begin MATERIAL FOR THIS EXERCISE
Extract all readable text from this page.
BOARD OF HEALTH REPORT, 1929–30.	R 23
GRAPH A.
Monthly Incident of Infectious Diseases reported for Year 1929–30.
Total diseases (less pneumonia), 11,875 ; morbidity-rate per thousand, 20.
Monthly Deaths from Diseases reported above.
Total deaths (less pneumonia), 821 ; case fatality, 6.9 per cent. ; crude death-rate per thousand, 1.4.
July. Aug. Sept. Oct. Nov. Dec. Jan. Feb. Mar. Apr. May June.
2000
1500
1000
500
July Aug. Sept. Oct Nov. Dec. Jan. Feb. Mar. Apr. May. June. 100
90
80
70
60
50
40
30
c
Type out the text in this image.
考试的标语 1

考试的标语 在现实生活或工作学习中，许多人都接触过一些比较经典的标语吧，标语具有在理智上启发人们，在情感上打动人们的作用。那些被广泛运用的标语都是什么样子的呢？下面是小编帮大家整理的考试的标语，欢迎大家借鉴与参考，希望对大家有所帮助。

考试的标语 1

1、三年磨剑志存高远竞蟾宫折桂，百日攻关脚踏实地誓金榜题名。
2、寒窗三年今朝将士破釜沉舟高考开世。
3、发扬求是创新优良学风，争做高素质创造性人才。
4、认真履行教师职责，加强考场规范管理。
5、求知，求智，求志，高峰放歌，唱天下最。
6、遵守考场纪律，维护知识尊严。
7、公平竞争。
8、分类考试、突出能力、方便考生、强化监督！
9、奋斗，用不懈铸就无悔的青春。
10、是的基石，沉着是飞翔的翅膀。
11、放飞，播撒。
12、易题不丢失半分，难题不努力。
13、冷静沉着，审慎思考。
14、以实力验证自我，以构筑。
end MATERIAL FOR THIS EXERCISE
__REQUIRED TASK__
Give back the data above exactly as it appears.

__TASK RESPONSE__
Extract all readable text from this page.
BOARD OF HEALTH REPORT, 1929–30.	R 23
GRAPH A.
Monthly Incident of Infectious Diseases reported for Year 1929–30.
Total diseases (less pneumonia), 11,875 ; morbidity-rate per thousand, 20.
Monthly Deaths from Diseases reported above.
Total deaths (less pneumonia), 821 ; case fatality, 6.9 per cent. ; crude death-rate per thousand, 1.4.
July. Aug. Sept. Oct. Nov. Dec. Jan. Feb. Mar. Apr. May June.
2000
1500
1000
500
July Aug. Sept. Oct Nov. Dec. Jan. Feb. Mar. Apr. May. June. 100
90
80
70
60
50
40
30
c
Type out the text in this image.
考试的标语 1

考试的标语 在现实生活或工作学习中，许多人都接触过一些比较经典的标语吧，标语具有在理智上启发人们，在情感上打动人们的作用。那些被广泛运用的标语都是什么样子的呢？下面是小编帮大家整理的考试的标语，欢迎大家借鉴与参考，希望对大家有所帮助。

考试的标语 1

1、三年磨剑志存高远竞蟾宫折桂，百日攻关脚踏实地誓金榜题名。
2、寒窗三年今朝将士破釜沉舟高考开世。
3、发扬求是创新优良学风，争做高素质创造性人才。
4、认真履行教师职责，加强考场规范管理。
5、求知，求智，求志，高峰放歌，唱天下最。
6、遵守考场纪律，维护知识尊严。
7、公平竞争。
8、分类考试、突出能力、方便考生、强化监督！
9、奋斗，用不懈铸就无悔的青春。
10、是的基石，沉着是飞翔的翅膀。
11、放飞，播撒。
12、易题不丢失半分，难题不努力。
13、冷静沉着，审慎思考。
14、以实力验证自我，以构筑。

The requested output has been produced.